■ Dataset records:

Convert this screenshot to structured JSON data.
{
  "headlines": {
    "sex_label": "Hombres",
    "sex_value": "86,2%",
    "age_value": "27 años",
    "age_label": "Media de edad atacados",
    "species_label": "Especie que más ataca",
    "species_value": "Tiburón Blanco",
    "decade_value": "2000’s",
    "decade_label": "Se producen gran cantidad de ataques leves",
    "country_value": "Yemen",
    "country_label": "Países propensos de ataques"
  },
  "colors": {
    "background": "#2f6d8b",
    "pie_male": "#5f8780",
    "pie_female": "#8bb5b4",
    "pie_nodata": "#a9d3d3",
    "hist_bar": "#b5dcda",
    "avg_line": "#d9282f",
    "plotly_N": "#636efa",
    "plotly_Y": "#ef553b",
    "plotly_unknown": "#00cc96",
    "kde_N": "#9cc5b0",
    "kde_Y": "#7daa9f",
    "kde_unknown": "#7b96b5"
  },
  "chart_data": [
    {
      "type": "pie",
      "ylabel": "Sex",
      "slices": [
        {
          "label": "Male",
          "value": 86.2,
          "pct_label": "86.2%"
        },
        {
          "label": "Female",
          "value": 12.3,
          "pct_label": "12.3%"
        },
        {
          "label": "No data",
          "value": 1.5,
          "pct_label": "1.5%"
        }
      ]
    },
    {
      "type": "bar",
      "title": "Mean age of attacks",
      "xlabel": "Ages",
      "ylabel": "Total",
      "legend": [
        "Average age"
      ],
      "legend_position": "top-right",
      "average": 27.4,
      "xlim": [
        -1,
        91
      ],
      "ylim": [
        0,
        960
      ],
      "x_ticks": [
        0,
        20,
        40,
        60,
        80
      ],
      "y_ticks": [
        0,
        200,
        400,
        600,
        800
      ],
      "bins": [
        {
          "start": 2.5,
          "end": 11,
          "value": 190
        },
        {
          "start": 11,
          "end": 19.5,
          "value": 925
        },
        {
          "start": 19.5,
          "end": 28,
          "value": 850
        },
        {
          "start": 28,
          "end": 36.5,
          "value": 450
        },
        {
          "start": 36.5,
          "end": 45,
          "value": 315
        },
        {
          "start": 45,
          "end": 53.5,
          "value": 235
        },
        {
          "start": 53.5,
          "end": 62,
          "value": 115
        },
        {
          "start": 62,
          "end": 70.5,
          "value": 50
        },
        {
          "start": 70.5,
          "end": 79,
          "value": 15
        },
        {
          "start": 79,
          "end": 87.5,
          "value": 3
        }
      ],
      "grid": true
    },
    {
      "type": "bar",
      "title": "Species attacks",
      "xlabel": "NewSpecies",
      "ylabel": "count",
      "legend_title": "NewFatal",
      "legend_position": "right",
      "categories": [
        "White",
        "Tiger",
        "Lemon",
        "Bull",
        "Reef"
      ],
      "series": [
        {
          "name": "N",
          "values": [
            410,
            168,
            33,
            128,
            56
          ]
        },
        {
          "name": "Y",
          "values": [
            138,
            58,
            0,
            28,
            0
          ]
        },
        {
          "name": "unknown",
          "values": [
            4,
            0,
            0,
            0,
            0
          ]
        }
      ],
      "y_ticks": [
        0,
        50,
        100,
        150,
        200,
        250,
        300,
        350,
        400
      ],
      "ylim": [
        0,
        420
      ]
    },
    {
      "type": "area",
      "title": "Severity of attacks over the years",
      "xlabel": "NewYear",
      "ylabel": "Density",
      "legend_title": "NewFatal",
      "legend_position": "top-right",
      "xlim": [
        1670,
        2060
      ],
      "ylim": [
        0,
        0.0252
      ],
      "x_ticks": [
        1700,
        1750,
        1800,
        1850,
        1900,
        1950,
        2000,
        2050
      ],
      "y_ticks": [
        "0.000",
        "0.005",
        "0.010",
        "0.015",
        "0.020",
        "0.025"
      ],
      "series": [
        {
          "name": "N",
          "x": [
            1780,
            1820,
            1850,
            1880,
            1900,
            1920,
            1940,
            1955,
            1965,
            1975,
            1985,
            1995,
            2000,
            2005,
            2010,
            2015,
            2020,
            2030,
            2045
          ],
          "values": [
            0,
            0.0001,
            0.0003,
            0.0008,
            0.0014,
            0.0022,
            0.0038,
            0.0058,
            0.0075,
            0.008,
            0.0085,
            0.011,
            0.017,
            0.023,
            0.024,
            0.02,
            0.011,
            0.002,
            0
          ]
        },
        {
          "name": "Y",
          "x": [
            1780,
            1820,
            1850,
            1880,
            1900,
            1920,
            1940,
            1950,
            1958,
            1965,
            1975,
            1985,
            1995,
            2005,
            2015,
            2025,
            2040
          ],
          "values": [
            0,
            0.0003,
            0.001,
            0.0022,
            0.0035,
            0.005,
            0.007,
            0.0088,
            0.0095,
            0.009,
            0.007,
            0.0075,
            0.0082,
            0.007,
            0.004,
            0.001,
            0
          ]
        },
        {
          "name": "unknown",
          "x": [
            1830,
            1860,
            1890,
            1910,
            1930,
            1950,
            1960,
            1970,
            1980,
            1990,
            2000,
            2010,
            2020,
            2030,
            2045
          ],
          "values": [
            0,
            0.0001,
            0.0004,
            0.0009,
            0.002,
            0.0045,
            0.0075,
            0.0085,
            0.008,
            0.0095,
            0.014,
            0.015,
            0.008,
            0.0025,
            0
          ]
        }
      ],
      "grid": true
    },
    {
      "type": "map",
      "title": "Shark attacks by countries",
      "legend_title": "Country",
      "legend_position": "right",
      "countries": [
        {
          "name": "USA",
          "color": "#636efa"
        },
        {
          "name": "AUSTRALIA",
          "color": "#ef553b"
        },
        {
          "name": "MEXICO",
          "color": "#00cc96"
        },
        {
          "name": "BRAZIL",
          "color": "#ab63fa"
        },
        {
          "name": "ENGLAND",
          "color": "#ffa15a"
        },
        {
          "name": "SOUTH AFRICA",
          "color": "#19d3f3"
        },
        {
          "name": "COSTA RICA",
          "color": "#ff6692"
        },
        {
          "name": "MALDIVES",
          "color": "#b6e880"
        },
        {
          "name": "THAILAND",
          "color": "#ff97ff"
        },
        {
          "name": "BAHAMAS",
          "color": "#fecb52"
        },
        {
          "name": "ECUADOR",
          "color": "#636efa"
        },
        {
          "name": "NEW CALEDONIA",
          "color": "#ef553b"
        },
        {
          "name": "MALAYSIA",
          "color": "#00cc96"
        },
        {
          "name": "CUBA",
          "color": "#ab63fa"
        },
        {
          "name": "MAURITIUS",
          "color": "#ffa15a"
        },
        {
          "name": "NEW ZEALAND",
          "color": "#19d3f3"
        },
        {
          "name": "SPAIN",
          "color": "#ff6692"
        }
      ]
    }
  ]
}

■ What you should do: Identify and list each line with the word "attacks".

■ Complete answer:
      "title": "Mean age of attacks",
      "title": "Species attacks",
      "title": "Severity of attacks over the years",
      "title": "Shark attacks by countries",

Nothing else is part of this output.